## Start Quoted passage

4

I am using R to tokenize a set of texts; after tokenization I end up with a char vector in which punctuation signs, apostrophes and hyphens are preserved. For instance, I have this original text

txt <- "this ain't a Hewlett-Packard box - it's an Apple box, a very nice one!"

After the tokenization (which I perform using scan_tokenizer from package tm) I get the following char vector

   > vec1
 [1] "this"            "ain't"           "a"               "Hewlett-Packard"
 [5] "box"             "-"               "it's"            "an"             
 [9] "Apple"           "box,"            "a"               "very"           
[13] "nice"            "one!"           

Now in order to get rid of the punctuation marks I do the following

vec2 <- gsub("[^[:alnum:][:space:]']", "", vec1)

This is, I substitute everything that is not alphanumerical values, spaces and apostrophes by ""; however this is the result

> vec2
 [1] "this"           "ain't"          "a"              "HewlettPackard" "box"           
 [6] ""               "it's"           "an"             "Apple"          "box"           
[11] "a"              "very"           "nice"           "one"    

I want to preserve hyphenated words sych as "Hewlett-Pacakard", while getting rid of lone hyphens. Basically I need a regex to exclude hyphenated word of the form \w-\w in the gsub expression for vec2.

Your suggestions are much welcome

6 Answers6

5

If you just wnat to remove "pure hyphens" then use the pattern '^-$' (since the hyphen is not a regex meta-character.

vec2 <- vec1[!grepl( '^-$' , vec1) ]

If you wanted to remove "naked punctuation of all sorts" it might be:

vec2 <- vec1[!grepl( '^[[:punct:]]$' , vec1) ]
IRTFM
  • 258,963
  • 21
  • 364
  • 487
3
strsplit(gsub('[[:punct:]](?!\\w)', '', txt, perl=T), ' ')[[1]]
 #[1] "this"            "ain't"           "a"              
 #[4] "Hewlett-Packard" "box"             ""

## End Quoted passage
## Start Entries supplied

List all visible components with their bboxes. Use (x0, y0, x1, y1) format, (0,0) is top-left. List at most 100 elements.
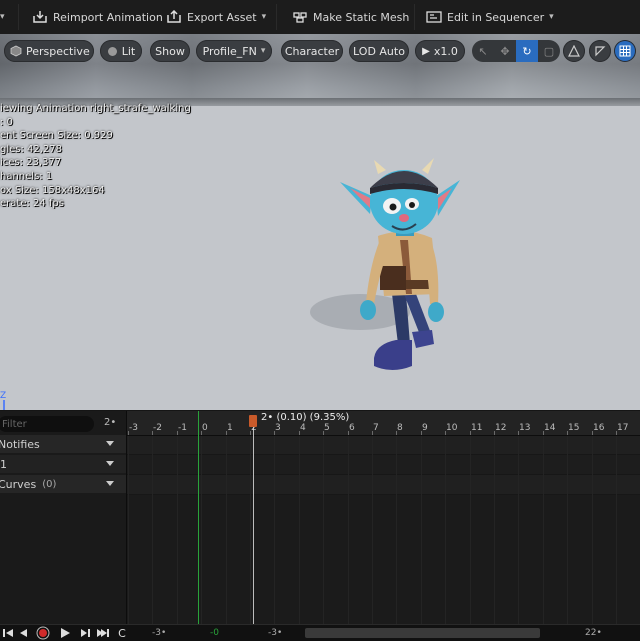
overlay-line: : 0 (0, 116, 13, 128)
timeline-grid-line (494, 435, 495, 624)
ruler-tick-mark (470, 431, 471, 435)
overlay-line: ent Screen Size: 0.929 (0, 130, 113, 142)
track-1-label: 1 (0, 457, 7, 471)
view-range-scrollbar[interactable] (305, 628, 540, 638)
timeline-grid-line (616, 435, 617, 624)
surface-snap-button[interactable] (589, 40, 611, 62)
edit-in-sequencer-button[interactable]: Edit in Sequencer ▾ (426, 6, 554, 28)
ruler-tick-label: 15 (568, 423, 580, 433)
rotate-tool-icon[interactable]: ↻ (516, 40, 538, 62)
notifies-label: Notifies (0, 437, 40, 451)
ruler-tick-mark (299, 431, 300, 435)
play-button[interactable] (58, 627, 72, 639)
ruler-tick-label: 17 (617, 423, 629, 433)
lod-dropdown[interactable]: LOD Auto (349, 40, 409, 62)
ruler-tick-mark (201, 431, 202, 435)
skip-end-icon (97, 629, 109, 637)
profile-label: Profile_FN (202, 44, 257, 58)
playhead-line[interactable] (253, 417, 254, 624)
transform-tools-group: ↖ ✥ ↻ ▢ (472, 40, 560, 62)
reimport-animation-button[interactable]: Reimport Animation (32, 6, 163, 28)
skip-start-icon (3, 629, 13, 637)
chevron-down-icon: ▾ (0, 12, 5, 22)
toolbar-overflow-chevron[interactable]: ▾ (0, 6, 5, 28)
character-menu-button[interactable]: Character (281, 40, 343, 62)
export-icon (167, 10, 181, 23)
viewport-stats-overlay: iewing Animation right_strafe_walking : … (0, 102, 191, 211)
ruler-tick-label: 11 (471, 423, 483, 433)
show-flags-button[interactable]: Show (150, 40, 190, 62)
axis-gizmo: Z X (0, 391, 6, 410)
ruler-tick-label: 7 (373, 423, 379, 433)
preview-profile-dropdown[interactable]: Profile_FN ▾ (196, 40, 272, 62)
ruler-tick-label: 5 (324, 423, 330, 433)
reimport-animation-label: Reimport Animation (53, 10, 163, 24)
track-curves[interactable]: Curves (0) (0, 474, 126, 493)
scale-tool-icon[interactable]: ▢ (538, 40, 560, 62)
viewport-options-button[interactable]: Perspective (4, 40, 94, 62)
step-forward-button[interactable] (78, 627, 92, 639)
chevron-down-icon: ▾ (261, 12, 267, 22)
loop-button[interactable]: C (116, 626, 128, 640)
chevron-down-icon[interactable] (106, 461, 114, 466)
camera-speed-icon (568, 45, 580, 57)
view-mode-lit-button[interactable]: Lit (100, 40, 142, 62)
timeline-grid-line (470, 435, 471, 624)
ruler-tick-mark (226, 431, 227, 435)
ruler-tick-label: 14 (544, 423, 556, 433)
timeline-grid-line (592, 435, 593, 624)
timeline-grid-line (567, 435, 568, 624)
grid-snap-button[interactable] (614, 40, 636, 62)
loop-label: C (118, 626, 126, 640)
ruler-tick-mark (396, 431, 397, 435)
track-notifies[interactable]: Notifies (0, 434, 126, 453)
view-range-mid: -3• (268, 628, 283, 638)
ruler-tick-mark (616, 431, 617, 435)
make-static-mesh-button[interactable]: Make Static Mesh (292, 6, 409, 28)
record-button[interactable] (35, 626, 51, 640)
ruler-tick-mark (372, 431, 373, 435)
chevron-down-icon: ▾ (549, 12, 554, 22)
asset-toolbar: ▾ Reimport Animation Export Asset ▾ Make… (0, 0, 640, 35)
export-asset-button[interactable]: Export Asset ▾ (166, 6, 266, 28)
speed-label: x1.0 (433, 44, 458, 58)
filter-row: Filter 2• (0, 414, 126, 434)
step-back-icon (20, 629, 27, 637)
edit-in-sequencer-label: Edit in Sequencer (447, 10, 545, 24)
view-range-zero: -0 (210, 628, 219, 638)
export-asset-label: Export Asset (187, 10, 257, 24)
ruler-tick-label: 3 (275, 423, 281, 433)
camera-speed-button[interactable] (563, 40, 585, 62)
ruler-tick-label: 10 (446, 423, 458, 433)
character-preview (310, 158, 460, 370)
add-track-count[interactable]: 2• (104, 417, 116, 428)
select-tool-icon[interactable]: ↖ (472, 40, 494, 62)
make-static-mesh-label: Make Static Mesh (313, 10, 410, 24)
timeline-panel[interactable]: -3-2-101234567891011121314151617 2• (0.1… (127, 411, 640, 624)
animation-viewport[interactable]: Perspective Lit Show Profile_FN ▾ Charac… (0, 34, 640, 410)
filter-input[interactable]: Filter (0, 416, 94, 432)
overlay-line: ox Size: 158x48x164 (0, 184, 105, 196)
ruler-tick-mark (348, 431, 349, 435)
go-to-start-button[interactable] (2, 627, 14, 639)
time-ruler[interactable]: -3-2-101234567891011121314151617 (127, 411, 640, 436)
timeline-grid-line (372, 435, 373, 624)
track-list-panel: Filter 2• Notifies 1 Curves (0) (0, 411, 127, 640)
timeline-grid-line (128, 435, 129, 624)
track-notify-1[interactable]: 1 (0, 454, 126, 473)
step-back-button[interactable] (17, 627, 29, 639)
chevron-down-icon[interactable] (106, 441, 114, 446)
ruler-tick-mark (543, 431, 544, 435)
ruler-tick-mark (592, 431, 593, 435)
chevron-down-icon[interactable] (106, 481, 114, 486)
translate-tool-icon[interactable]: ✥ (494, 40, 516, 62)
timeline-grid-line (177, 435, 178, 624)
playhead-handle[interactable] (249, 415, 257, 427)
go-to-end-button[interactable] (96, 627, 110, 639)
play-icon (61, 628, 70, 638)
lod-label: LOD Auto (353, 44, 405, 58)
timeline-grid-line (274, 435, 275, 624)
toolbar-divider (414, 4, 415, 30)
character-label: Character (284, 44, 340, 58)
playback-speed-button[interactable]: ▶ x1.0 (415, 40, 465, 62)
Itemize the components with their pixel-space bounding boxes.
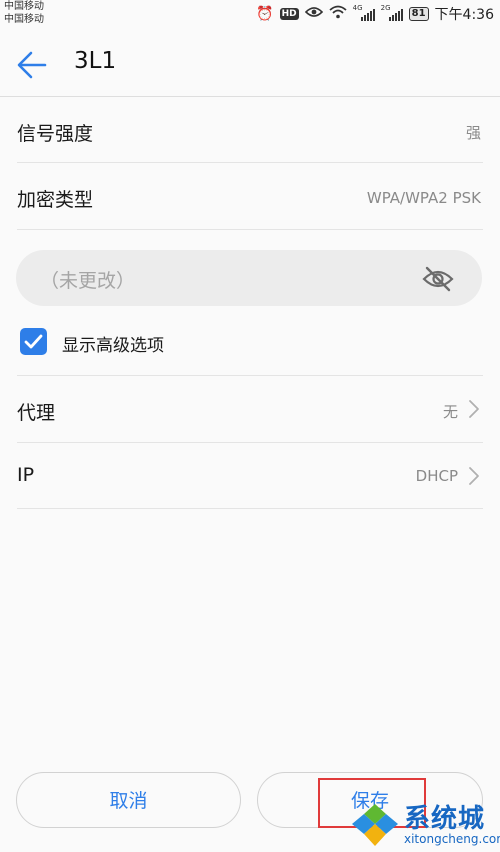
carrier-info: 中国移动 中国移动 <box>4 0 44 26</box>
ip-value: DHCP <box>415 467 458 485</box>
signal-strength-value: 强 <box>465 124 481 142</box>
status-icons: ⏰ HD 4G 2G 81 下午4:36 <box>256 3 494 25</box>
watermark: 系统城 xitongcheng.com <box>344 798 500 852</box>
password-visibility-toggle[interactable] <box>422 265 454 293</box>
advanced-options-checkbox[interactable] <box>20 328 47 355</box>
ip-label: IP <box>17 464 35 486</box>
chevron-right-icon <box>469 400 479 418</box>
signal-icon: 4G <box>353 4 375 21</box>
hd-icon: HD <box>279 8 299 20</box>
eye-hidden-icon <box>422 266 454 292</box>
back-arrow-icon <box>17 51 47 79</box>
divider <box>17 508 483 509</box>
battery-icon: 81 <box>408 7 429 21</box>
watermark-url: xitongcheng.com <box>404 832 500 846</box>
password-placeholder: （未更改） <box>40 270 136 292</box>
status-bar: 中国移动 中国移动 ⏰ HD 4G 2G 81 下午4:36 <box>0 0 500 32</box>
advanced-options-label: 显示高级选项 <box>62 336 164 356</box>
signal-icon: 2G <box>381 4 403 21</box>
app-header: 3L1 <box>0 32 500 97</box>
clock: 下午4:36 <box>434 7 494 23</box>
divider <box>17 229 483 230</box>
alarm-icon: ⏰ <box>256 6 274 22</box>
proxy-label: 代理 <box>17 402 56 424</box>
cancel-button[interactable]: 取消 <box>16 772 241 828</box>
password-field[interactable]: （未更改） <box>16 250 482 306</box>
signal-strength-row: 信号强度 强 <box>0 100 500 162</box>
page-title: 3L1 <box>74 48 117 74</box>
eye-comfort-icon <box>304 6 323 22</box>
ip-row[interactable]: IP DHCP <box>0 443 500 508</box>
security-type-label: 加密类型 <box>17 189 94 211</box>
carrier-1: 中国移动 <box>4 1 44 12</box>
back-button[interactable] <box>14 48 50 82</box>
chevron-right-icon <box>469 467 479 485</box>
check-icon <box>24 334 43 349</box>
proxy-value: 无 <box>442 403 458 421</box>
proxy-row[interactable]: 代理 无 <box>0 376 500 442</box>
wifi-icon <box>329 5 347 23</box>
watermark-text: 系统城 <box>404 804 486 834</box>
signal-strength-label: 信号强度 <box>17 123 94 145</box>
security-type-row: 加密类型 WPA/WPA2 PSK <box>0 163 500 229</box>
watermark-logo-icon <box>352 804 398 846</box>
carrier-2: 中国移动 <box>4 14 44 25</box>
security-type-value: WPA/WPA2 PSK <box>366 189 481 207</box>
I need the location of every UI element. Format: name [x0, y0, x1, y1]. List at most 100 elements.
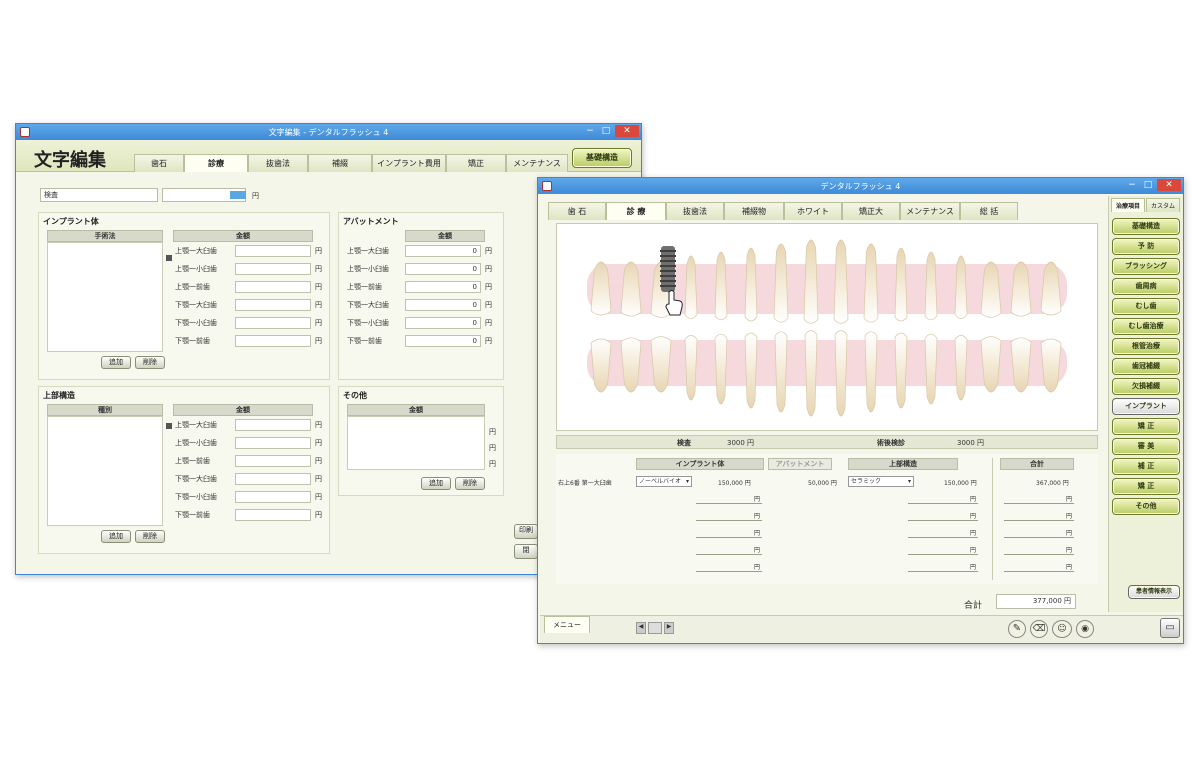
abutment-amount-field[interactable]: 0	[405, 263, 481, 275]
side-button-0[interactable]: 基礎構造	[1112, 218, 1180, 235]
side-button-1[interactable]: 予 防	[1112, 238, 1180, 255]
tab-6[interactable]: メンテナンス	[506, 154, 568, 172]
implant-amount-field[interactable]	[235, 281, 311, 293]
implant-method-list[interactable]	[47, 242, 163, 352]
item-name-input[interactable]: 検査	[40, 188, 158, 202]
minimize-icon[interactable]: −	[583, 125, 597, 137]
abutment-row-label: 上顎一前歯	[347, 283, 382, 291]
diag-value: 3000 円	[957, 439, 985, 447]
abutment-amount-field[interactable]: 0	[405, 335, 481, 347]
side-button-14[interactable]: その他	[1112, 498, 1180, 515]
side-button-12[interactable]: 補 正	[1112, 458, 1180, 475]
lower-tooth	[1010, 337, 1032, 393]
superstructure-delete-button[interactable]: 削除	[135, 530, 165, 543]
minimize-icon-2[interactable]: −	[1125, 179, 1139, 191]
implant-add-button[interactable]: 追加	[101, 356, 131, 369]
col-abutment: アバットメント	[768, 458, 832, 470]
superstructure-amount-field[interactable]	[235, 437, 311, 449]
abutment-amount-field[interactable]: 0	[405, 281, 481, 293]
tab-4[interactable]: インプラント費用	[372, 154, 446, 172]
side-tab-custom[interactable]: カスタム	[1146, 198, 1180, 212]
superstructure-type-list[interactable]	[47, 416, 163, 526]
tab-3[interactable]: 補綴	[308, 154, 372, 172]
close-icon[interactable]: ✕	[615, 125, 639, 137]
side-button-13[interactable]: 矯 正	[1112, 478, 1180, 495]
maximize-icon-2[interactable]: □	[1141, 179, 1155, 191]
implant-select[interactable]: ノーベルバイオ ▾	[636, 476, 692, 487]
teeth-illustration[interactable]	[557, 224, 1097, 430]
abutment-row: 下顎一大臼歯 0 円	[347, 298, 492, 312]
side-button-11[interactable]: 審 美	[1112, 438, 1180, 455]
superstructure-row-label: 上顎一前歯	[175, 457, 210, 465]
tab-5[interactable]: 矯正	[446, 154, 506, 172]
implant-thread	[660, 275, 676, 277]
abutment-amount-field[interactable]: 0	[405, 317, 481, 329]
side-button-4[interactable]: むし歯	[1112, 298, 1180, 315]
other-add-button[interactable]: 追加	[421, 477, 451, 490]
abutment-amount-field[interactable]: 0	[405, 245, 481, 257]
side-button-9[interactable]: インプラント	[1112, 398, 1180, 415]
users-icon[interactable]: ☺	[1052, 620, 1072, 638]
tab2-5[interactable]: 矯正大	[842, 202, 900, 220]
implant-amount-field[interactable]	[235, 317, 311, 329]
tab2-0[interactable]: 歯 石	[548, 202, 606, 220]
superstructure-row: 上顎一小臼歯 円	[175, 436, 322, 450]
tab-1[interactable]: 診療	[184, 154, 248, 172]
side-button-7[interactable]: 歯冠補綴	[1112, 358, 1180, 375]
lower-tooth	[650, 336, 672, 393]
tab2-2[interactable]: 抜歯法	[666, 202, 724, 220]
monitor-icon[interactable]: ▭	[1160, 618, 1180, 638]
patient-info-button[interactable]: 患者情報表示	[1128, 585, 1180, 599]
lower-tooth	[954, 335, 968, 401]
tab2-1[interactable]: 診 療	[606, 202, 666, 220]
close-icon-2[interactable]: ✕	[1157, 179, 1181, 191]
print-button[interactable]: 印刷	[514, 524, 538, 539]
implant-amount-field[interactable]	[235, 299, 311, 311]
side-button-10[interactable]: 矯 正	[1112, 418, 1180, 435]
tab2-6[interactable]: メンテナンス	[900, 202, 960, 220]
tab-0[interactable]: 歯石	[134, 154, 184, 172]
superstructure-amount-field[interactable]	[235, 455, 311, 467]
win1-titlebar[interactable]: 文字編集 - デンタルフラッシュ 4 − □ ✕	[16, 124, 641, 140]
tab2-4[interactable]: ホワイト	[784, 202, 842, 220]
scroll-marker-2	[166, 423, 172, 429]
tab2-7[interactable]: 総 括	[960, 202, 1018, 220]
close-button[interactable]: 閉	[514, 544, 538, 559]
other-delete-button[interactable]: 削除	[455, 477, 485, 490]
win2-titlebar[interactable]: デンタルフラッシュ 4 − □ ✕	[538, 178, 1183, 194]
camera-icon[interactable]: ◉	[1076, 620, 1094, 638]
implant-amount-field[interactable]	[235, 263, 311, 275]
superstructure-amount-field[interactable]	[235, 473, 311, 485]
superstructure-select[interactable]: セラミック ▾	[848, 476, 914, 487]
other-list[interactable]	[347, 416, 485, 470]
tab2-3[interactable]: 補綴物	[724, 202, 784, 220]
implant-amount-field[interactable]	[235, 245, 311, 257]
side-tab-treatment[interactable]: 治療項目	[1111, 198, 1145, 212]
pager-page-icon[interactable]	[648, 622, 662, 634]
side-button-3[interactable]: 歯周病	[1112, 278, 1180, 295]
eraser-tool-icon[interactable]: ⌫	[1030, 620, 1048, 638]
superstructure-amount-field[interactable]	[235, 419, 311, 431]
estimate-table: インプラント体 アバットメント 上部構造 合計 右上6番 第一大臼歯 ノーベルバ…	[556, 454, 1098, 584]
abutment-row-label: 上顎一小臼歯	[347, 265, 389, 273]
tab-2[interactable]: 抜歯法	[248, 154, 308, 172]
side-button-2[interactable]: ブラッシング	[1112, 258, 1180, 275]
superstructure-amount-field[interactable]	[235, 491, 311, 503]
side-button-6[interactable]: 根管治療	[1112, 338, 1180, 355]
pen-tool-icon[interactable]: ✎	[1008, 620, 1026, 638]
pager[interactable]: ◀ ▶	[636, 622, 684, 634]
implant-delete-button[interactable]: 削除	[135, 356, 165, 369]
side-button-8[interactable]: 欠損補綴	[1112, 378, 1180, 395]
superstructure-add-button[interactable]: 追加	[101, 530, 131, 543]
menu-tab[interactable]: メニュー	[544, 616, 590, 633]
maximize-icon[interactable]: □	[599, 125, 613, 137]
superstructure-amount-field[interactable]	[235, 509, 311, 521]
abutment-amount-field[interactable]: 0	[405, 299, 481, 311]
base-structure-button[interactable]: 基礎構造	[572, 148, 632, 168]
pager-next-icon[interactable]: ▶	[664, 622, 674, 634]
tooth-chart[interactable]	[556, 223, 1098, 431]
side-button-5[interactable]: むし歯治療	[1112, 318, 1180, 335]
implant-amount-field[interactable]	[235, 335, 311, 347]
pager-prev-icon[interactable]: ◀	[636, 622, 646, 634]
upper-tooth	[863, 243, 879, 323]
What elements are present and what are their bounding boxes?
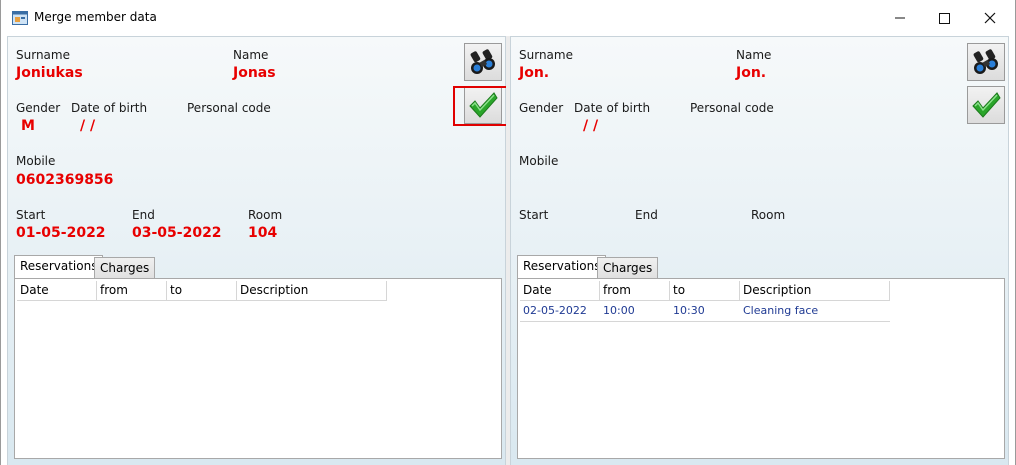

## End Entries supplied

● **Problems to work on**
- 1) Answer these questions about the R tokenization thread:
(a) Which function from package tm performs the tokenization?
(b) What pattern does the first answer use to remove pure hyphens?
(c) In the second answer, which argument of gsub is set to T?
- 2) Summarize the R tokenization thread in two sentences.
- 3) Resume the R tokenization thread from the point where it stops.

● **Responses**
- 1)
(a) scan_tokenizer
(b) '^-$'
(c) perl

- 2) After tokenizing text in R with scan_tokenizer from package tm, the poster strips punctuation with gsub, but this turns "Hewlett-Packard" into "HewlettPackard" and leaves an empty string where a lone hyphen stood, so they ask for a regex that keeps hyphenated words while removing lone hyphens. One answer drops tokens matching '^-$' (or '^[[:punct:]]$' for any lone punctuation) using grepl, and another uses gsub with a perl regex to remove punctuation not followed by a word character before splitting the result with strsplit.

- 3)
 #[7] "it's"            "an"              "Apple"          
#[10] "box"             "a"               "very"           
#[13] "nice"            "one"

Or you can do this to keep the exclamation point after "one":

strsplit(gsub('(?<!\\w)[[:punct:]](?!\\w)', '', txt,perl=T), ' ')[[1]]
#  [1] "this"            "ain't"           "a"              
#  [4] "Hewlett-Packard" "box"             ""               
#  [7] "it's"            "an"              "Apple"          
# [10] "box,"            "a"               "very"           
# [13] "nice"            "one!"

I am using regex lookbehinds and lookaheads. The pattern (?!\\w) is a lookahead (more precisely, a negative lookahead) and tells the evaluator to remove all punctuation marks except for those that are followed by a letter or number. In the second pattern, (?<!\\w) is considered a negative lookbehind. It will remove all punctuation marks except for those that come after a letter or number. To help remember the difference, a lookbehind looks "back" at the next token, a lookahead looks "up" at what comes before it.

Pierre L
  • 28,203
  • 6
  • 47
  • 69
2
strsplit(gsub("[^[:alnum:][:space:]'-]", "", txt), '\\s|\\ - ')
Shenglin Chen
  • 4,504
  • 11
  • 11
2

You may try this,

> library(stringr)    
> txt <- "this ain't a Hewlett-Packard box - it's an Apple box, a very nice one!"
> gsub("(?!\\b['-]\\b|\\s)[\\W_]", "", str_extract_all(txt, "\\S+")[[1]], perl=T)
 [1] "this"            "ain't"           "a"              
 [4] "Hewlett-Packard" "box"             ""               
 [7] "it's"            "an"              "Apple"          
[10] "box"             "a"               "very"           
[13] "nice"            "one"  

or

> strsplit(gsub('(?!\\b[[:punct:]]\\b|\\s)[\\W_]', '', txt,perl=T), ' ')[[1]]
 [1] "this"            "ain't"           "a"              
 [4] "Hewlett-Packard" "box"             ""               
 [7] "it's"            "an"              "Apple"          
[10] "box"             "a"               "very"           
[13] "nice"            "one" 
Avinash Raj
  • 172,303
  • 28
  • 230
  • 274
2

Here's an approach using strsplit with word boundaries (\b) and non-word characters (\W which is equivalent to [^[:alnum:]_])

strsplit(txt, "\\b | \\b|\\W |\\W$")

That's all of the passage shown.